(REQUEST):
Copy everything in the data below exactly except the pictures.

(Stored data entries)

== == ==

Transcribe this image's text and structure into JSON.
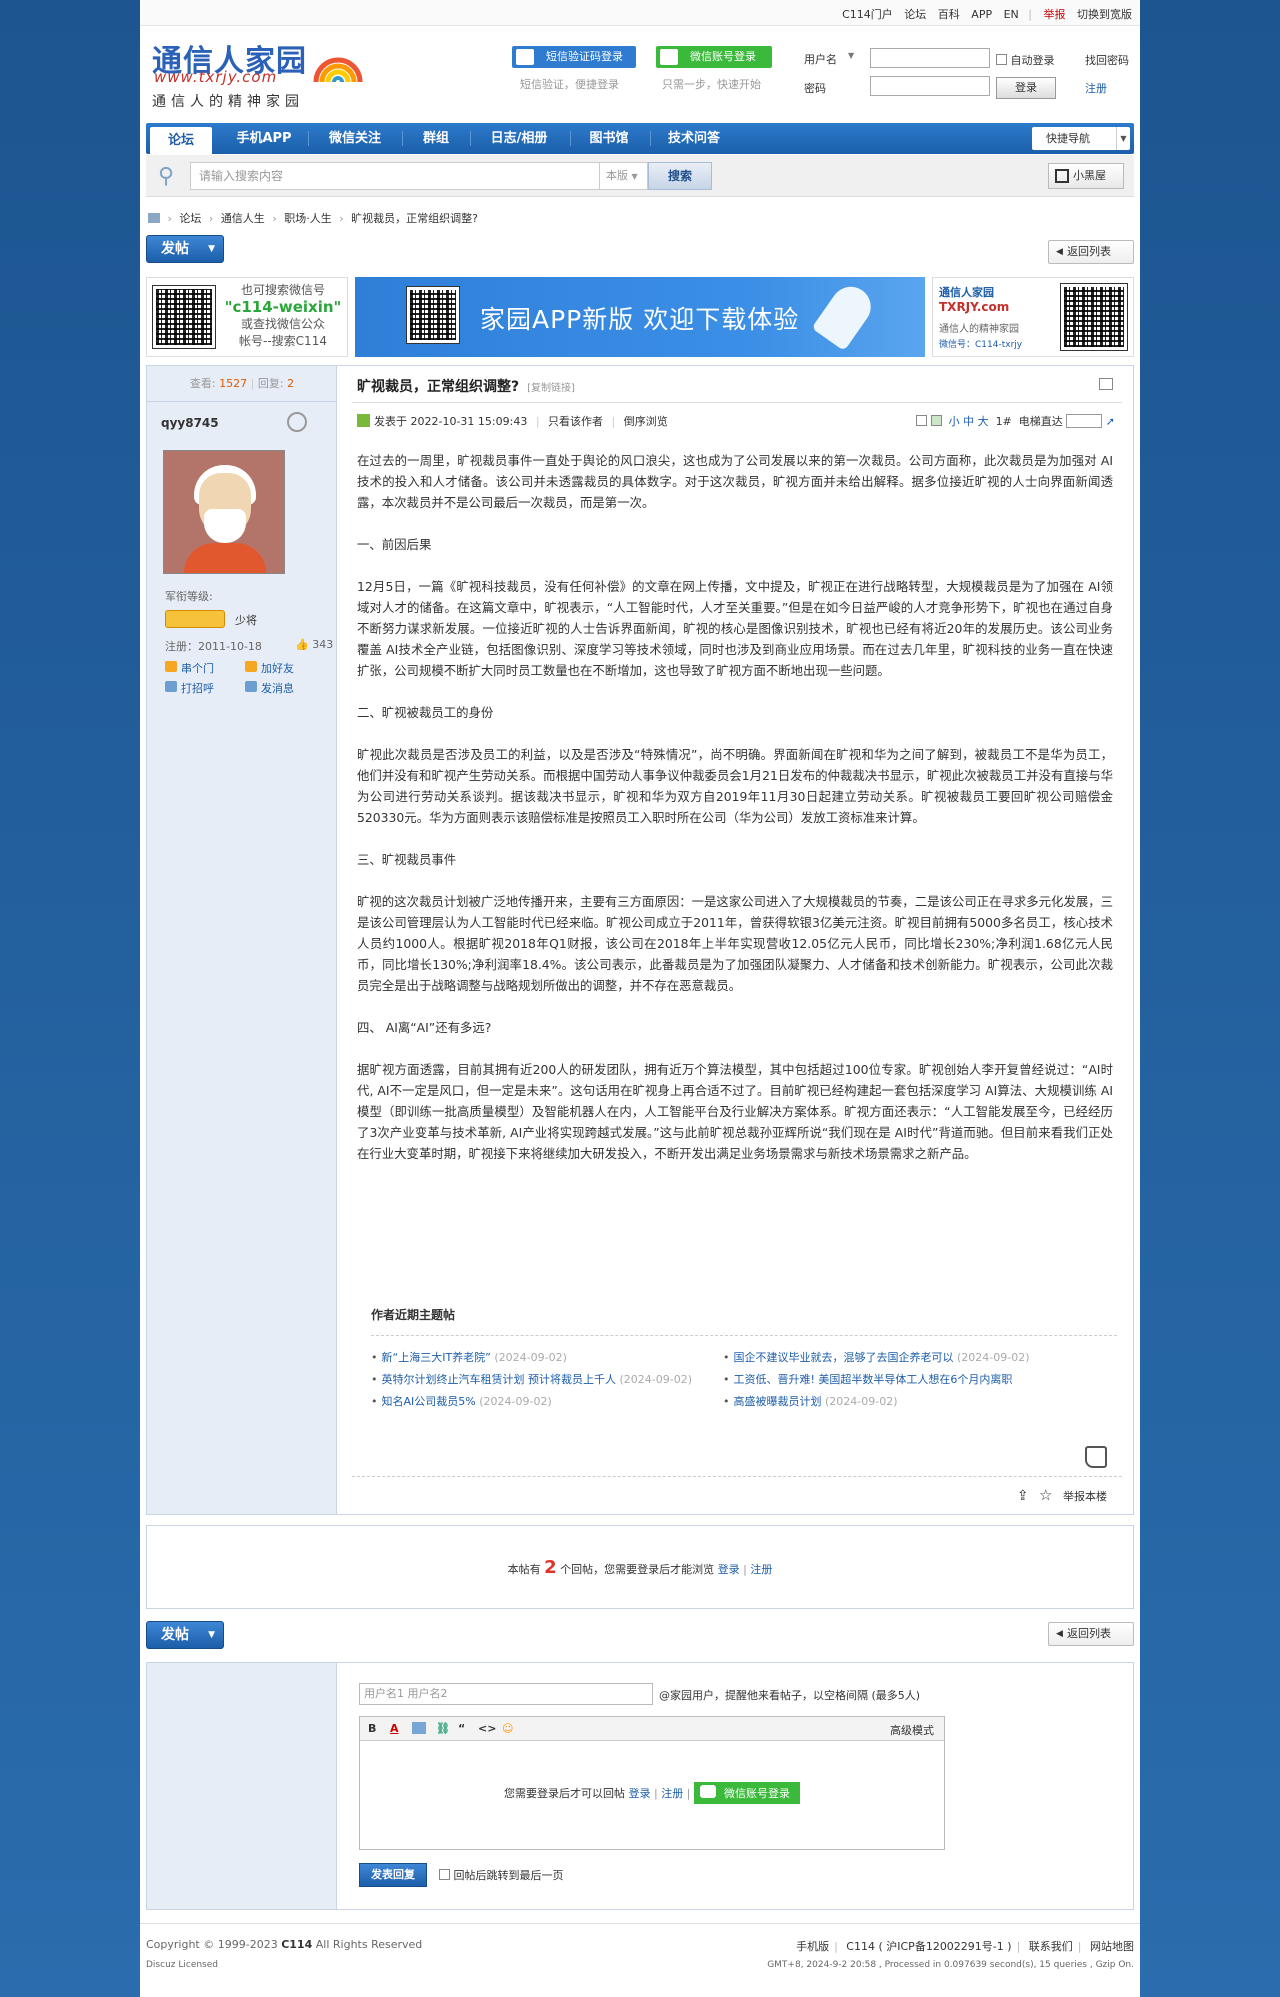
{
  "topbar": {
    "links": [
      "C114门户",
      "论坛",
      "百科",
      "APP",
      "EN"
    ],
    "report": "举报",
    "switch_width": "切换到宽版"
  },
  "header": {
    "logo_title": "通信人家园",
    "logo_url": "www.txrjy.com",
    "logo_slogan": "通信人的精神家园",
    "sms_login": "短信验证码登录",
    "sms_hint": "短信验证，便捷登录",
    "wechat_login": "微信账号登录",
    "wechat_hint": "只需一步，快速开始",
    "username_label": "用户名",
    "password_label": "密码",
    "auto_login": "自动登录",
    "find_password": "找回密码",
    "login_button": "登录",
    "register": "注册"
  },
  "nav": {
    "items": [
      "论坛",
      "手机APP",
      "微信关注",
      "群组",
      "日志/相册",
      "图书馆",
      "技术问答"
    ],
    "quick_nav": "快捷导航"
  },
  "search": {
    "placeholder": "请输入搜索内容",
    "scope": "本版",
    "button": "搜索",
    "black_room": "小黑屋"
  },
  "breadcrumb": [
    "论坛",
    "通信人生",
    "职场·人生",
    "旷视裁员，正常组织调整?"
  ],
  "actions": {
    "post": "发帖",
    "back_to_list": "返回列表"
  },
  "banner": {
    "wx_line1": "也可搜索微信号",
    "wx_id": "\"c114-weixin\"",
    "wx_line3": "或查找微信公众",
    "wx_line4": "帐号--搜索C114",
    "app_text": "家园APP新版 欢迎下载体验",
    "right_title": "通信人家园",
    "right_brand": "TXRJY.com",
    "right_slogan": "通信人的精神家园",
    "right_wechat": "微信号：C114-txrjy"
  },
  "post": {
    "views_label": "查看:",
    "views": "1527",
    "replies_label": "回复:",
    "replies": "2",
    "title": "旷视裁员，正常组织调整?",
    "copy_link": "[复制链接]",
    "author": "qyy8745",
    "rank_label": "军衔等级:",
    "rank": "少将",
    "reg_date": "注册：2011-10-18",
    "likes": "343",
    "user_actions": [
      "串个门",
      "加好友",
      "打招呼",
      "发消息"
    ],
    "posted_at": "发表于 2022-10-31 15:09:43",
    "only_author": "只看该作者",
    "reverse": "倒序浏览",
    "font_sizes": [
      "小",
      "中",
      "大"
    ],
    "floor": "1#",
    "elevator": "电梯直达",
    "paragraphs": [
      "在过去的一周里，旷视裁员事件一直处于舆论的风口浪尖，这也成为了公司发展以来的第一次裁员。公司方面称，此次裁员是为加强对 AI技术的投入和人才储备。该公司并未透露裁员的具体数字。对于这次裁员，旷视方面并未给出解释。据多位接近旷视的人士向界面新闻透露，本次裁员并不是公司最后一次裁员，而是第一次。",
      "一、前因后果",
      "12月5日，一篇《旷视科技裁员，没有任何补偿》的文章在网上传播，文中提及，旷视正在进行战略转型，大规模裁员是为了加强在 AI领域对人才的储备。在这篇文章中，旷视表示，“人工智能时代，人才至关重要。”但是在如今日益严峻的人才竞争形势下，旷视也在通过自身不断努力谋求新发展。一位接近旷视的人士告诉界面新闻，旷视的核心是图像识别技术，旷视也已经有将近20年的发展历史。该公司业务覆盖 AI技术全产业链，包括图像识别、深度学习等技术领域，同时也涉及到商业应用场景。而在过去几年里，旷视科技的业务一直在快速扩张，公司规模不断扩大同时员工数量也在不断增加，这也导致了旷视方面不断地出现一些问题。",
      "二、旷视被裁员工的身份",
      "旷视此次裁员是否涉及员工的利益，以及是否涉及“特殊情况”，尚不明确。界面新闻在旷视和华为之间了解到，被裁员工不是华为员工，他们并没有和旷视产生劳动关系。而根据中国劳动人事争议仲裁委员会1月21日发布的仲裁裁决书显示，旷视此次被裁员工并没有直接与华为公司进行劳动关系谈判。据该裁决书显示，旷视和华为双方自2019年11月30日起建立劳动关系。旷视被裁员工要回旷视公司赔偿金520330元。华为方面则表示该赔偿标准是按照员工入职时所在公司（华为公司）发放工资标准来计算。",
      "三、旷视裁员事件",
      "旷视的这次裁员计划被广泛地传播开来，主要有三方面原因：一是这家公司进入了大规模裁员的节奏，二是该公司正在寻求多元化发展，三是该公司管理层认为人工智能时代已经来临。旷视公司成立于2011年，曾获得软银3亿美元注资。旷视目前拥有5000多名员工，核心技术人员约1000人。根据旷视2018年Q1财报，该公司在2018年上半年实现营收12.05亿元人民币，同比增长230%;净利润1.68亿元人民币，同比增长130%;净利润率18.4%。该公司表示，此番裁员是为了加强团队凝聚力、人才储备和技术创新能力。旷视表示，公司此次裁员完全是出于战略调整与战略规划所做出的调整，并不存在恶意裁员。",
      "四、 AI离“AI”还有多远?",
      "据旷视方面透露，目前其拥有近200人的研发团队，拥有近万个算法模型，其中包括超过100位专家。旷视创始人李开复曾经说过：“AI时代, AI不一定是风口，但一定是未来”。这句话用在旷视身上再合适不过了。目前旷视已经构建起一套包括深度学习 AI算法、大规模训练 AI模型（即训练一批高质量模型）及智能机器人在内，人工智能平台及行业解决方案体系。旷视方面还表示：“人工智能发展至今，已经经历了3次产业变革与技术革新, AI产业将实现跨越式发展。”这与此前旷视总裁孙亚辉所说“我们现在是 AI时代”背道而驰。但目前来看我们正处在行业大变革时期，旷视接下来将继续加大研发投入，不断开发出满足业务场景需求与新技术场景需求之新产品。"
    ],
    "recent_title": "作者近期主题帖",
    "recent_left": [
      {
        "title": "新“上海三大IT养老院”",
        "date": "(2024-09-02)"
      },
      {
        "title": "英特尔计划终止汽车租赁计划 预计将裁员上千人",
        "date": "(2024-09-02)"
      },
      {
        "title": "知名AI公司裁员5%",
        "date": "(2024-09-02)"
      }
    ],
    "recent_right": [
      {
        "title": "国企不建议毕业就去，混够了去国企养老可以",
        "date": "(2024-09-02)"
      },
      {
        "title": "工资低、晋升难! 美国超半数半导体工人想在6个月内离职",
        "date": ""
      },
      {
        "title": "高盛被曝裁员计划",
        "date": "(2024-09-02)"
      }
    ],
    "report": "举报本楼"
  },
  "reply_notice": {
    "prefix": "本帖有",
    "count": "2",
    "suffix": "个回帖，您需要登录后才能浏览",
    "login": "登录",
    "register": "注册"
  },
  "reply": {
    "at_placeholder": "用户名1 用户名2",
    "at_hint": "@家园用户，提醒他来看帖子，以空格间隔 (最多5人)",
    "advanced": "高级模式",
    "need_login": "您需要登录后才可以回帖",
    "login": "登录",
    "register": "注册",
    "wechat_login": "微信账号登录",
    "submit": "发表回复",
    "jump_last": "回帖后跳转到最后一页"
  },
  "footer": {
    "copyright": "Copyright © 1999-2023",
    "brand": "C114",
    "rights": "All Rights Reserved",
    "license": "Discuz Licensed",
    "mobile": "手机版",
    "icp": "C114 ( 沪ICP备12002291号-1 )",
    "contact": "联系我们",
    "sitemap": "网站地图",
    "gmt": "GMT+8, 2024-9-2 20:58 , Processed in 0.097639 second(s), 15 queries , Gzip On."
  },
  "colors": {
    "brand_blue": "#1e5ea9",
    "wechat_green": "#3bb93b",
    "accent_red": "#e0322b"
  }
}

== == ==

(RESPONSE TO THIS EXERCISE):
Transcribe this image's text and structure into JSON.
{
  "topbar": {
    "links": [
      "C114门户",
      "论坛",
      "百科",
      "APP",
      "EN"
    ],
    "report": "举报",
    "switch_width": "切换到宽版"
  },
  "header": {
    "logo_title": "通信人家园",
    "logo_url": "www.txrjy.com",
    "logo_slogan": "通信人的精神家园",
    "sms_login": "短信验证码登录",
    "sms_hint": "短信验证，便捷登录",
    "wechat_login": "微信账号登录",
    "wechat_hint": "只需一步，快速开始",
    "username_label": "用户名",
    "password_label": "密码",
    "auto_login": "自动登录",
    "find_password": "找回密码",
    "login_button": "登录",
    "register": "注册"
  },
  "nav": {
    "items": [
      "论坛",
      "手机APP",
      "微信关注",
      "群组",
      "日志/相册",
      "图书馆",
      "技术问答"
    ],
    "quick_nav": "快捷导航"
  },
  "search": {
    "placeholder": "请输入搜索内容",
    "scope": "本版",
    "button": "搜索",
    "black_room": "小黑屋"
  },
  "breadcrumb": [
    "论坛",
    "通信人生",
    "职场·人生",
    "旷视裁员，正常组织调整?"
  ],
  "actions": {
    "post": "发帖",
    "back_to_list": "返回列表"
  },
  "banner": {
    "wx_line1": "也可搜索微信号",
    "wx_id": "\"c114-weixin\"",
    "wx_line3": "或查找微信公众",
    "wx_line4": "帐号--搜索C114",
    "app_text": "家园APP新版 欢迎下载体验",
    "right_title": "通信人家园",
    "right_brand": "TXRJY.com",
    "right_slogan": "通信人的精神家园",
    "right_wechat": "微信号：C114-txrjy"
  },
  "post": {
    "views_label": "查看:",
    "views": "1527",
    "replies_label": "回复:",
    "replies": "2",
    "title": "旷视裁员，正常组织调整?",
    "copy_link": "[复制链接]",
    "author": "qyy8745",
    "rank_label": "军衔等级:",
    "rank": "少将",
    "reg_date": "注册：2011-10-18",
    "likes": "343",
    "user_actions": [
      "串个门",
      "加好友",
      "打招呼",
      "发消息"
    ],
    "posted_at": "发表于 2022-10-31 15:09:43",
    "only_author": "只看该作者",
    "reverse": "倒序浏览",
    "font_sizes": [
      "小",
      "中",
      "大"
    ],
    "floor": "1#",
    "elevator": "电梯直达",
    "paragraphs": [
      "在过去的一周里，旷视裁员事件一直处于舆论的风口浪尖，这也成为了公司发展以来的第一次裁员。公司方面称，此次裁员是为加强对 AI技术的投入和人才储备。该公司并未透露裁员的具体数字。对于这次裁员，旷视方面并未给出解释。据多位接近旷视的人士向界面新闻透露，本次裁员并不是公司最后一次裁员，而是第一次。",
      "一、前因后果",
      "12月5日，一篇《旷视科技裁员，没有任何补偿》的文章在网上传播，文中提及，旷视正在进行战略转型，大规模裁员是为了加强在 AI领域对人才的储备。在这篇文章中，旷视表示，“人工智能时代，人才至关重要。”但是在如今日益严峻的人才竞争形势下，旷视也在通过自身不断努力谋求新发展。一位接近旷视的人士告诉界面新闻，旷视的核心是图像识别技术，旷视也已经有将近20年的发展历史。该公司业务覆盖 AI技术全产业链，包括图像识别、深度学习等技术领域，同时也涉及到商业应用场景。而在过去几年里，旷视科技的业务一直在快速扩张，公司规模不断扩大同时员工数量也在不断增加，这也导致了旷视方面不断地出现一些问题。",
      "二、旷视被裁员工的身份",
      "旷视此次裁员是否涉及员工的利益，以及是否涉及“特殊情况”，尚不明确。界面新闻在旷视和华为之间了解到，被裁员工不是华为员工，他们并没有和旷视产生劳动关系。而根据中国劳动人事争议仲裁委员会1月21日发布的仲裁裁决书显示，旷视此次被裁员工并没有直接与华为公司进行劳动关系谈判。据该裁决书显示，旷视和华为双方自2019年11月30日起建立劳动关系。旷视被裁员工要回旷视公司赔偿金520330元。华为方面则表示该赔偿标准是按照员工入职时所在公司（华为公司）发放工资标准来计算。",
      "三、旷视裁员事件",
      "旷视的这次裁员计划被广泛地传播开来，主要有三方面原因：一是这家公司进入了大规模裁员的节奏，二是该公司正在寻求多元化发展，三是该公司管理层认为人工智能时代已经来临。旷视公司成立于2011年，曾获得软银3亿美元注资。旷视目前拥有5000多名员工，核心技术人员约1000人。根据旷视2018年Q1财报，该公司在2018年上半年实现营收12.05亿元人民币，同比增长230%;净利润1.68亿元人民币，同比增长130%;净利润率18.4%。该公司表示，此番裁员是为了加强团队凝聚力、人才储备和技术创新能力。旷视表示，公司此次裁员完全是出于战略调整与战略规划所做出的调整，并不存在恶意裁员。",
      "四、 AI离“AI”还有多远?",
      "据旷视方面透露，目前其拥有近200人的研发团队，拥有近万个算法模型，其中包括超过100位专家。旷视创始人李开复曾经说过：“AI时代, AI不一定是风口，但一定是未来”。这句话用在旷视身上再合适不过了。目前旷视已经构建起一套包括深度学习 AI算法、大规模训练 AI模型（即训练一批高质量模型）及智能机器人在内，人工智能平台及行业解决方案体系。旷视方面还表示：“人工智能发展至今，已经经历了3次产业变革与技术革新, AI产业将实现跨越式发展。”这与此前旷视总裁孙亚辉所说“我们现在是 AI时代”背道而驰。但目前来看我们正处在行业大变革时期，旷视接下来将继续加大研发投入，不断开发出满足业务场景需求与新技术场景需求之新产品。"
    ],
    "recent_title": "作者近期主题帖",
    "recent_left": [
      {
        "title": "新“上海三大IT养老院”",
        "date": "(2024-09-02)"
      },
      {
        "title": "英特尔计划终止汽车租赁计划 预计将裁员上千人",
        "date": "(2024-09-02)"
      },
      {
        "title": "知名AI公司裁员5%",
        "date": "(2024-09-02)"
      }
    ],
    "recent_right": [
      {
        "title": "国企不建议毕业就去，混够了去国企养老可以",
        "date": "(2024-09-02)"
      },
      {
        "title": "工资低、晋升难! 美国超半数半导体工人想在6个月内离职",
        "date": ""
      },
      {
        "title": "高盛被曝裁员计划",
        "date": "(2024-09-02)"
      }
    ],
    "report": "举报本楼"
  },
  "reply_notice": {
    "prefix": "本帖有",
    "count": "2",
    "suffix": "个回帖，您需要登录后才能浏览",
    "login": "登录",
    "register": "注册"
  },
  "reply": {
    "at_placeholder": "用户名1 用户名2",
    "at_hint": "@家园用户，提醒他来看帖子，以空格间隔 (最多5人)",
    "advanced": "高级模式",
    "need_login": "您需要登录后才可以回帖",
    "login": "登录",
    "register": "注册",
    "wechat_login": "微信账号登录",
    "submit": "发表回复",
    "jump_last": "回帖后跳转到最后一页"
  },
  "footer": {
    "copyright": "Copyright © 1999-2023",
    "brand": "C114",
    "rights": "All Rights Reserved",
    "license": "Discuz Licensed",
    "mobile": "手机版",
    "icp": "C114 ( 沪ICP备12002291号-1 )",
    "contact": "联系我们",
    "sitemap": "网站地图",
    "gmt": "GMT+8, 2024-9-2 20:58 , Processed in 0.097639 second(s), 15 queries , Gzip On."
  },
  "colors": {
    "brand_blue": "#1e5ea9",
    "wechat_green": "#3bb93b",
    "accent_red": "#e0322b"
  }
}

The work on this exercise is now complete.